-- RECORD EXCERPTS start --

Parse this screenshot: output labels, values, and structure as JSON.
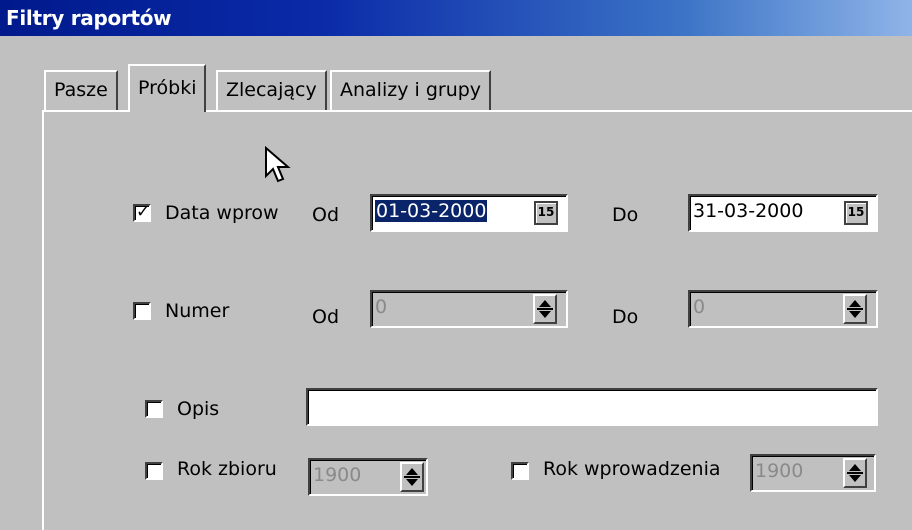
{
  "window": {
    "title": "Filtry raportów"
  },
  "tabs": [
    {
      "label": "Pasze"
    },
    {
      "label": "Próbki"
    },
    {
      "label": "Zlecający"
    },
    {
      "label": "Analizy i grupy"
    }
  ],
  "active_tab": "Próbki",
  "filters": {
    "data_wprow": {
      "label": "Data wprow",
      "checked": true,
      "od_label": "Od",
      "od_value": "01-03-2000",
      "do_label": "Do",
      "do_value": "31-03-2000",
      "calendar_icon": "15"
    },
    "numer": {
      "label": "Numer",
      "checked": false,
      "od_label": "Od",
      "od_value": "0",
      "do_label": "Do",
      "do_value": "0"
    },
    "opis": {
      "label": "Opis",
      "checked": false,
      "value": ""
    },
    "rok_zbioru": {
      "label": "Rok zbioru",
      "checked": false,
      "value": "1900"
    },
    "rok_wprowadzenia": {
      "label": "Rok wprowadzenia",
      "checked": false,
      "value": "1900"
    }
  },
  "colors": {
    "title_bar": "#0a2aa8",
    "selection": "#0a246a",
    "face": "#c0c0c0"
  },
  "icons": {
    "cursor": "arrow-cursor-icon",
    "checkmark": "checkmark-icon"
  }
}
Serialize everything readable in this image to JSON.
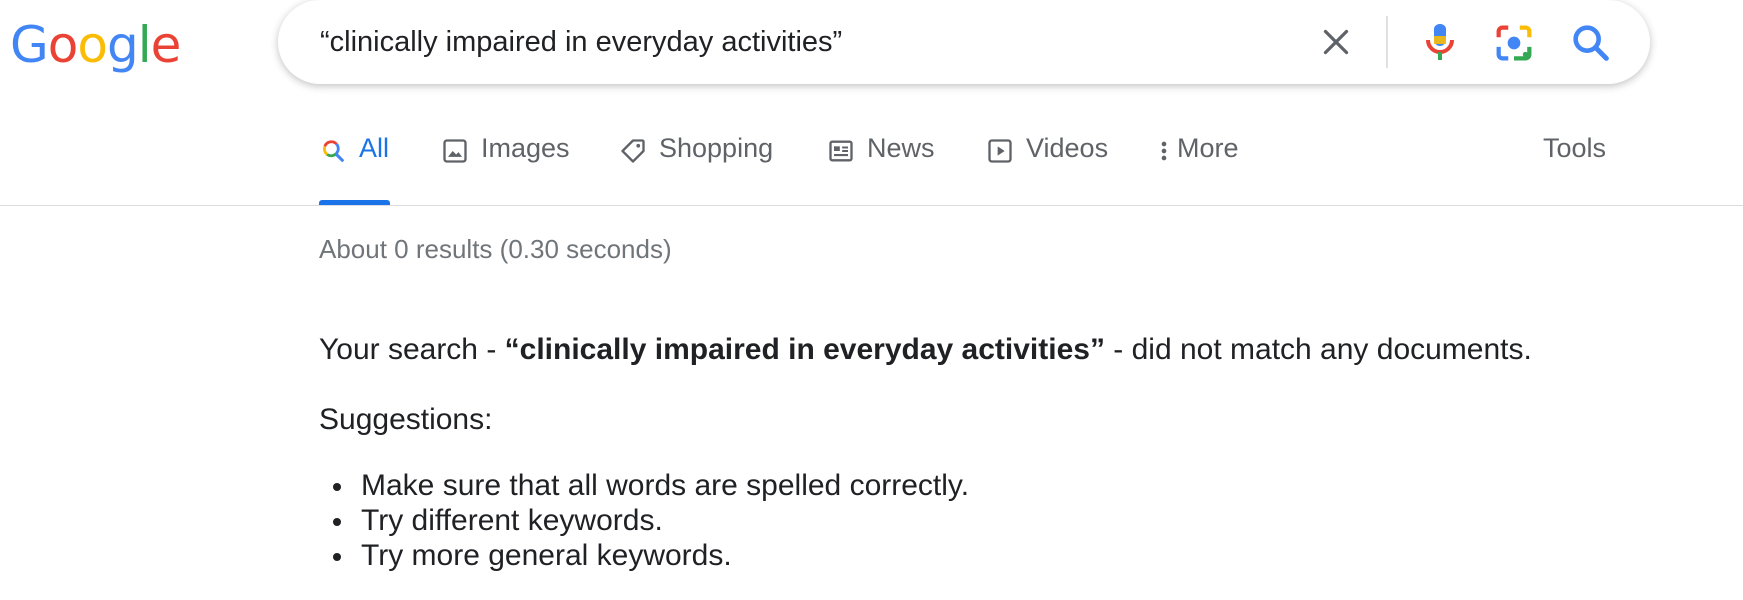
{
  "logo": {
    "letters": [
      "G",
      "o",
      "o",
      "g",
      "l",
      "e"
    ],
    "colors": [
      "#4285F4",
      "#EA4335",
      "#FBBC05",
      "#4285F4",
      "#34A853",
      "#EA4335"
    ]
  },
  "search": {
    "query": "“clinically impaired in everyday activities”"
  },
  "tabs": [
    {
      "label": "All",
      "icon": "search-icon",
      "active": true
    },
    {
      "label": "Images",
      "icon": "image-icon",
      "active": false
    },
    {
      "label": "Shopping",
      "icon": "tag-icon",
      "active": false
    },
    {
      "label": "News",
      "icon": "news-icon",
      "active": false
    },
    {
      "label": "Videos",
      "icon": "play-icon",
      "active": false
    },
    {
      "label": "More",
      "icon": "more-vert-icon",
      "active": false
    }
  ],
  "tools_label": "Tools",
  "results": {
    "stats": "About 0 results (0.30 seconds)",
    "message_prefix": "Your search - ",
    "message_query": "“clinically impaired in everyday activities”",
    "message_suffix": " - did not match any documents.",
    "suggestions_title": "Suggestions:",
    "suggestions": [
      "Make sure that all words are spelled correctly.",
      "Try different keywords.",
      "Try more general keywords."
    ]
  },
  "colors": {
    "accent": "#1a73e8",
    "text": "#202124",
    "muted": "#5f6368",
    "stats": "#70757a"
  }
}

-- RECORD EXCERPTS end --

OBJECTIVE:
Whenever "results" turns up in a line, pick that line out.

EXERCISE RESULT:
  "results": {
    "stats": "About 0 results (0.30 seconds)",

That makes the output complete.